Work task A:
In the market-timing text, swap "savings account" for "checking account" and write out the passage from "Inspired by a" to "matter of months.".
Work task B:
According to the market-timing text, why did Jerry put the money he saved from 1970 on into a savings account instead of the stock market? Answer in one to three sentences.
Work task C:
Answer these questions about the market-timing text:
(i) In the example of a plan for $80,000, how much is invested each quarter?
(ii) How much did Jerry have in savings when he invested in September 1987?
(iii) How much did Jerry invest in October 2007?

Passage to read:

--- START ---

The Worst Market Timer
With the market near all-time highs, investors are often weary of investing, wanting to wait until there is a sell-off. It is a very rational thought, especially when the economy is hurting like it is now.
When it comes to investing cash, the question you should ask is “When will I need it?” not “Is this a good time?” In my opinion, if the money is not going to be needed for 10+ years, you should invest the funds. If you can’t stomach doing it all at once, develop a specific plan to get into the market. For example, if you have $80,000, invest $10,000/quarter over the next 2 years. Once you do invest, staying invested is key.
Inspired by a post by financial blogger Ben Carlson, I wanted to show you the power of staying invested. Let me introduce you to my fictional friend Jerry – he might be the worst market timer in history.
1. In 1970 he graduated college and started saving $3,000/year. He had always been skeptical of the stock market so he stashed it in a savings account. Then in September of 1987, with $51,000 in savings, he finally gained the courage to invest it all in the market (S&P 500) …right before “Black Monday.” He saw his investment lose 1/3 of its value in a matter of months.
2. This experienced frightened him again so he then started saving his $3,000/year in cash from 1988 until 1999, a total of $33,000. Then after over a decade of being out of the market and seeing the market go up and up, he invested all of it right before the tech crash in September 2000, where the market lost nearly 50%.
3. Traumatized by the experience, he went back to investing in cash, saving his $3,000/year from 2000 until 2007. Then one last time, he invested all $21,000 right before the financial crisis in October 2007, when the market lost over 50%.

--- END ---

[Collection entries]
--- START ---

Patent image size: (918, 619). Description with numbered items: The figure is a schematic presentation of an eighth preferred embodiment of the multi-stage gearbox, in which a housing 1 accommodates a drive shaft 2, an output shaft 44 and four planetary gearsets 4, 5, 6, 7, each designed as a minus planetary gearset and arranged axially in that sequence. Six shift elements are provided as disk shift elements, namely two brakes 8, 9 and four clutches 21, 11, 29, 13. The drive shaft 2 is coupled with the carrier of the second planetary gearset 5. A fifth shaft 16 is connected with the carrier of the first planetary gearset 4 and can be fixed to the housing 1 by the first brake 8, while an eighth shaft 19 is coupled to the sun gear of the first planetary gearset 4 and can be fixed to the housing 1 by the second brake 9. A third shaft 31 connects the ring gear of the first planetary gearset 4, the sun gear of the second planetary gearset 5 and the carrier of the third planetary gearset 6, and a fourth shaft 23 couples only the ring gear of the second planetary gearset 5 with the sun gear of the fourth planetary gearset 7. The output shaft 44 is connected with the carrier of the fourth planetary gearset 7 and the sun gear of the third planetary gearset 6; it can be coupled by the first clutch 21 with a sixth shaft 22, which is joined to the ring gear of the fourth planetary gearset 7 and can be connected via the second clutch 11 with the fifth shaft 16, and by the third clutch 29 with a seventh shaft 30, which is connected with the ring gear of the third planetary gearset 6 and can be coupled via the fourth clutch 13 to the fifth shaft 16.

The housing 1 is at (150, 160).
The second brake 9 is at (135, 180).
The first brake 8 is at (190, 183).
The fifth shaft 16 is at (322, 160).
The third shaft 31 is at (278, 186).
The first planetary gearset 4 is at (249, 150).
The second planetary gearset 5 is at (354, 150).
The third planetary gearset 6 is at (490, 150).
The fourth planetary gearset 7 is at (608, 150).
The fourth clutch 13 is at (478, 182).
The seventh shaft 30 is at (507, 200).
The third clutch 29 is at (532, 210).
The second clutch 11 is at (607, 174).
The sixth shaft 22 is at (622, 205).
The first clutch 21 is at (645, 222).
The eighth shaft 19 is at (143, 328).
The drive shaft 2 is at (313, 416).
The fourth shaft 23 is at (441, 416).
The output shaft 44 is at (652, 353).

--- END ---

Task response A:
Inspired by a post by financial blogger Ben Carlson, I wanted to show you the power of staying invested. Let me introduce you to my fictional friend Jerry – he might be the worst market timer in history.
1. In 1970 he graduated college and started saving $3,000/year. He had always been skeptical of the stock market so he stashed it in a checking account. Then in September of 1987, with $51,000 in savings, he finally gained the courage to invest it all in the market (S&P 500) …right before “Black Monday.” He saw his investment lose 1/3 of its value in a matter of months.

Task response B:
Jerry had always been skeptical of the stock market, so he kept his savings in a savings account.

Task response C:
(i) $10,000 per quarter, over the next 2 years.
(ii) $51,000.
(iii) $21,000.